Exercise details:
Every record should be copied exactly, except that pictures are to be omitted.

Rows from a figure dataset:
◆ ◆ ◆ ◆ ◆ ◆ ◆
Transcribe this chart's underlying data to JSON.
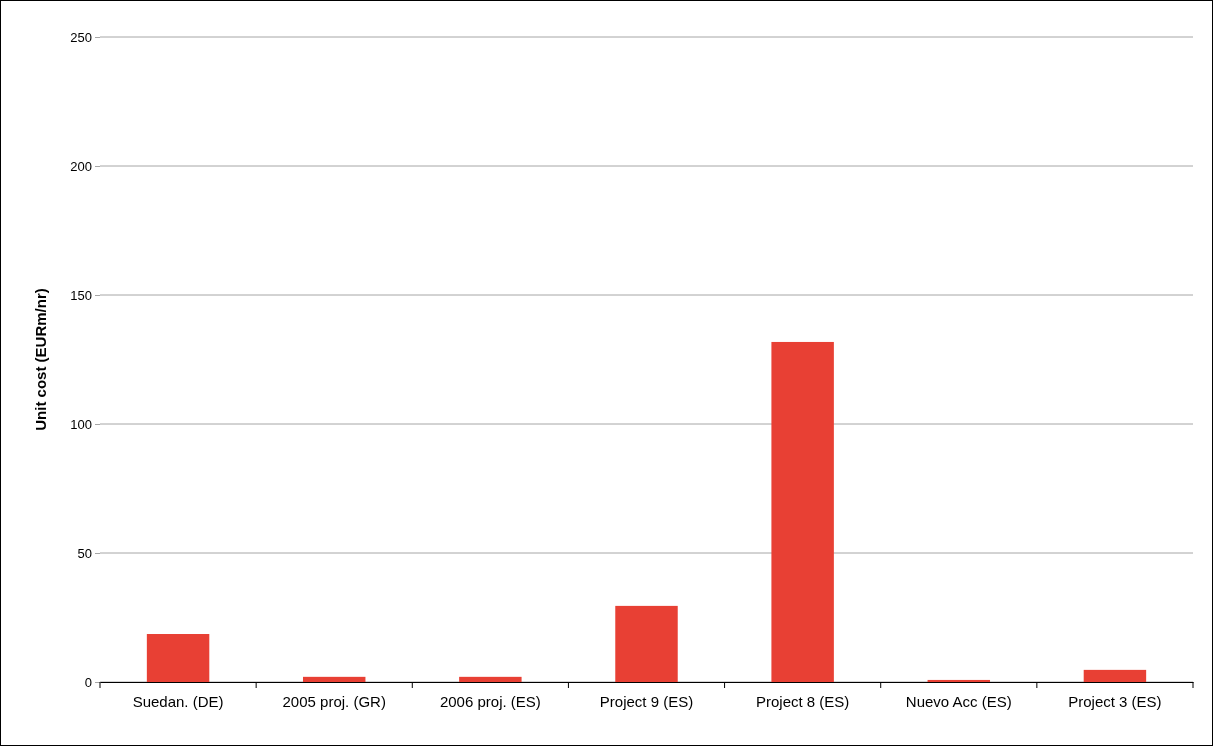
{
  "chart_data": {
    "type": "bar",
    "ylabel": "Unit cost (EURm/nr)",
    "categories": [
      "Suedan. (DE)",
      "2005 proj. (GR)",
      "2006 proj. (ES)",
      "Project 9 (ES)",
      "Project 8 (ES)",
      "Nuevo Acc (ES)",
      "Project 3 (ES)"
    ],
    "values": [
      18.6,
      2,
      2,
      29.5,
      131.8,
      0.8,
      4.7
    ],
    "color": "#e84034",
    "ylim": [
      0,
      250
    ],
    "yticks": [
      0,
      50,
      100,
      150,
      200,
      250
    ],
    "grid": "y"
  }
}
◆ ◆ ◆ ◆ ◆ ◆ ◆
Problem solution:
Transcribe this chart's underlying data to JSON.
{
  "chart_data": {
    "type": "bar",
    "ylabel": "Unit cost (EURm/nr)",
    "categories": [
      "Suedan. (DE)",
      "2005 proj. (GR)",
      "2006 proj. (ES)",
      "Project 9 (ES)",
      "Project 8 (ES)",
      "Nuevo Acc (ES)",
      "Project 3 (ES)"
    ],
    "values": [
      18.6,
      2,
      2,
      29.5,
      131.8,
      0.8,
      4.7
    ],
    "color": "#e84034",
    "ylim": [
      0,
      250
    ],
    "yticks": [
      0,
      50,
      100,
      150,
      200,
      250
    ],
    "grid": "y"
  }
}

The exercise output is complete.